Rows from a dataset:
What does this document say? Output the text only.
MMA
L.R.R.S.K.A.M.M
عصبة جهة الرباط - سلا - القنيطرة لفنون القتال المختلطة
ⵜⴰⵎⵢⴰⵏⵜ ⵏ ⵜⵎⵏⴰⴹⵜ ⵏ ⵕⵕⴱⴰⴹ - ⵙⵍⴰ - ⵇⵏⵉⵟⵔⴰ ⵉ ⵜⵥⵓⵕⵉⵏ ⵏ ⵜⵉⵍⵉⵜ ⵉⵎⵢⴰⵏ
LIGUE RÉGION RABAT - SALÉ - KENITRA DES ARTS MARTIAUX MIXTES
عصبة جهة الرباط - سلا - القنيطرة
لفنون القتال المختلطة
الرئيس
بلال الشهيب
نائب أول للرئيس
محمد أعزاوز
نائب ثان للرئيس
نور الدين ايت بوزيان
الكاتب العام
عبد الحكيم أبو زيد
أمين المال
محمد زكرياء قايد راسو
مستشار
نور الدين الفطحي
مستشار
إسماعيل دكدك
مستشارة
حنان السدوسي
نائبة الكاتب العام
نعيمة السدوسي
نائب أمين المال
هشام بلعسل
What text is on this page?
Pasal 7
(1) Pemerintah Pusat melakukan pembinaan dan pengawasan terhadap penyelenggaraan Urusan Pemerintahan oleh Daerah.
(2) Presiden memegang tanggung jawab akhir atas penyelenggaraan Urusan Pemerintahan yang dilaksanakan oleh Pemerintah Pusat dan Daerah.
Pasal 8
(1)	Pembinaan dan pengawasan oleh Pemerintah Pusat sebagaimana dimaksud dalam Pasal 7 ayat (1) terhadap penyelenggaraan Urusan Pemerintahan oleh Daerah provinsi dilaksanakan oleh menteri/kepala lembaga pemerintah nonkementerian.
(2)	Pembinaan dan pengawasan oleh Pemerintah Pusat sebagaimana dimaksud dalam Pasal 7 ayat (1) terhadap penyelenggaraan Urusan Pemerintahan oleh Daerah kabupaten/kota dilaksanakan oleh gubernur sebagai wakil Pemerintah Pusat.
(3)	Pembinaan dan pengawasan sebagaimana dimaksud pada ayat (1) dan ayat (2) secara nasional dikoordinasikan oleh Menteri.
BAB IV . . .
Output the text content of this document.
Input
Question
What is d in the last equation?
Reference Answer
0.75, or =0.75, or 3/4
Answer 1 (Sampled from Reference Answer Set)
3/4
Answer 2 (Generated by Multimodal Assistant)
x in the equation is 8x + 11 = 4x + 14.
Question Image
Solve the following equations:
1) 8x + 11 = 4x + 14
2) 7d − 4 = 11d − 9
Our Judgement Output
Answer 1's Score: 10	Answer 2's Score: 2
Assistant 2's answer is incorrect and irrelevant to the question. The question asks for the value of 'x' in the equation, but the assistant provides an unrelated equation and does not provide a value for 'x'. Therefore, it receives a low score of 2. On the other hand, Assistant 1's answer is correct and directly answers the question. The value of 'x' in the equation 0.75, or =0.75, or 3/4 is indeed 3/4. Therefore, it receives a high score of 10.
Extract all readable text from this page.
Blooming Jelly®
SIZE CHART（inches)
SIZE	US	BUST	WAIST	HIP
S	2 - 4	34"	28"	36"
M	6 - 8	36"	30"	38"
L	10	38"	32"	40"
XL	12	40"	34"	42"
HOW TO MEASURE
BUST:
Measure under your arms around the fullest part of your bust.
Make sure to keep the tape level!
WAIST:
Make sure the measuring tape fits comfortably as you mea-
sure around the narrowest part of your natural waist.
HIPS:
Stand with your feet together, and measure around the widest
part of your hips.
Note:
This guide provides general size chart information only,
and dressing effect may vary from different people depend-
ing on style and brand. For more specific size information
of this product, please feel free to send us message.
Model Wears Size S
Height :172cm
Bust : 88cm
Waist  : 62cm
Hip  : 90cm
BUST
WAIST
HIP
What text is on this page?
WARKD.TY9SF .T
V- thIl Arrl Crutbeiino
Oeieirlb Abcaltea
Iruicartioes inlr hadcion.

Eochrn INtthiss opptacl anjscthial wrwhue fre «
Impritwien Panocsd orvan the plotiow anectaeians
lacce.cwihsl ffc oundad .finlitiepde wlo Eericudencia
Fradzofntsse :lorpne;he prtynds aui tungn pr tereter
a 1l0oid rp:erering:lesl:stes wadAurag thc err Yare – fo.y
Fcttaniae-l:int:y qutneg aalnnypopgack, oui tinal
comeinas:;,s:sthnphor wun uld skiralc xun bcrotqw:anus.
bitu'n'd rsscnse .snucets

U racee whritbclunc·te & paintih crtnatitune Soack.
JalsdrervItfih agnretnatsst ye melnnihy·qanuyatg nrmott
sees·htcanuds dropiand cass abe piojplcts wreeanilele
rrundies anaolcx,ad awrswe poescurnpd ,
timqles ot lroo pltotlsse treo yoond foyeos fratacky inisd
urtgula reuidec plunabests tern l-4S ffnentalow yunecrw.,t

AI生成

TASK REQUIREMENTS
Above are the entries; count how many of their lines contain the word "around" and give only that number.

ANSWER
3